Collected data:
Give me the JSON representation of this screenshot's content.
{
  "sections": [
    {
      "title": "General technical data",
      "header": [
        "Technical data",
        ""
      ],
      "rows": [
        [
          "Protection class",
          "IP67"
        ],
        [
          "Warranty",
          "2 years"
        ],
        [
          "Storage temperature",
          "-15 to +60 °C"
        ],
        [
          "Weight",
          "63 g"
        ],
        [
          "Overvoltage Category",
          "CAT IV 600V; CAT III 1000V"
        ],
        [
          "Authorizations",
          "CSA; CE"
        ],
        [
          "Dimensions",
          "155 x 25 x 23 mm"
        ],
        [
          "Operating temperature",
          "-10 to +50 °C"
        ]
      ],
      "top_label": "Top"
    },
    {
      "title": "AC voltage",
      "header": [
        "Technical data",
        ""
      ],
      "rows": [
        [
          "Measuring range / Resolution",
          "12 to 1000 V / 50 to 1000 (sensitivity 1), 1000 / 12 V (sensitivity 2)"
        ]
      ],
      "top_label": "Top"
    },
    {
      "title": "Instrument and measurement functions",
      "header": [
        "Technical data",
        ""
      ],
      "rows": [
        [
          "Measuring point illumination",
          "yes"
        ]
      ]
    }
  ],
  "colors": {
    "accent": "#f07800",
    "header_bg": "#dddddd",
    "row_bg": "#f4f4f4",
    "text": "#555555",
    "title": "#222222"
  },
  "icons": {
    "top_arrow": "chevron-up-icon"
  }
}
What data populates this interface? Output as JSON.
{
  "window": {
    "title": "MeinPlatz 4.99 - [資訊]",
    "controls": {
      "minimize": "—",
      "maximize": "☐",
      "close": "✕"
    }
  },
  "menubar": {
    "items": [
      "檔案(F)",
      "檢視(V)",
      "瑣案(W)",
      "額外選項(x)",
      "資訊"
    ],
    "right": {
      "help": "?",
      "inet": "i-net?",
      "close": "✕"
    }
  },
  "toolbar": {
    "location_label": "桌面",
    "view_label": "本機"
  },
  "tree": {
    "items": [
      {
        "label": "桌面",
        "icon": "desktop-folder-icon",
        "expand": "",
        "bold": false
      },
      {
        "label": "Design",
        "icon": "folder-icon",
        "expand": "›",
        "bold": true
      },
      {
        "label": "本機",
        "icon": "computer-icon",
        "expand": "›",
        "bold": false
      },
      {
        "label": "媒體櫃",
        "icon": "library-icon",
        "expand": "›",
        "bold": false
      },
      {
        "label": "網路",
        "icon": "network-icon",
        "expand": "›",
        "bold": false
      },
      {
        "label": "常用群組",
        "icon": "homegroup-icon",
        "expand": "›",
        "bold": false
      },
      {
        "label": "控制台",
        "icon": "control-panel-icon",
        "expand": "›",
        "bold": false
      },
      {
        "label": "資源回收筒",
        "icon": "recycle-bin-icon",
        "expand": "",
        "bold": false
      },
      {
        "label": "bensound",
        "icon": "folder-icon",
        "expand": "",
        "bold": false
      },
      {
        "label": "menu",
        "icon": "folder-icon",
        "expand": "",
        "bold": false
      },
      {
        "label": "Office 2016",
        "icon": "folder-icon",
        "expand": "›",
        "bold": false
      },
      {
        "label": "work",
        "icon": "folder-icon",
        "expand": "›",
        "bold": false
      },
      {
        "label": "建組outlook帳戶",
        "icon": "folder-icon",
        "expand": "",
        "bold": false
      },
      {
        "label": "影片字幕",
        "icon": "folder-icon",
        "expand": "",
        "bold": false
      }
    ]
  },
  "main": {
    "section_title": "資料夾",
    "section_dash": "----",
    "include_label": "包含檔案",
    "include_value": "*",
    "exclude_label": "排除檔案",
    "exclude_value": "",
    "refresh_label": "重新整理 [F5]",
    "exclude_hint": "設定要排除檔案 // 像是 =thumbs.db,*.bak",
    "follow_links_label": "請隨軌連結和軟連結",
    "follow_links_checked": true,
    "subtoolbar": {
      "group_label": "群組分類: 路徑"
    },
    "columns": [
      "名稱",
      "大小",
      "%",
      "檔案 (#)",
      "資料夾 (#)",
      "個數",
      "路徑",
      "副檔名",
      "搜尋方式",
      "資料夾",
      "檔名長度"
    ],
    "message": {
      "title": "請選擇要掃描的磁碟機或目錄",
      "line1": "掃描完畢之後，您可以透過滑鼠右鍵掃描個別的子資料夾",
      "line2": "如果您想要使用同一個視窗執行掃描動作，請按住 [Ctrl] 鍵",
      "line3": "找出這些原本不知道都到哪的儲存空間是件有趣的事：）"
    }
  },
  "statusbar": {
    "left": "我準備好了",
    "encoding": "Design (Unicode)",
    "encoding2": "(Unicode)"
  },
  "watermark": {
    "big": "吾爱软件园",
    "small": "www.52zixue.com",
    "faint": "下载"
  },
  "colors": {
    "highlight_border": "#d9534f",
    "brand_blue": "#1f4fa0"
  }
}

* [Stated exercise]:
Find every line in the records that contains the word "JSON"; copy those lines.

* [Answer to the problem]:
Give me the JSON representation of this screenshot's content.
What data populates this interface? Output as JSON.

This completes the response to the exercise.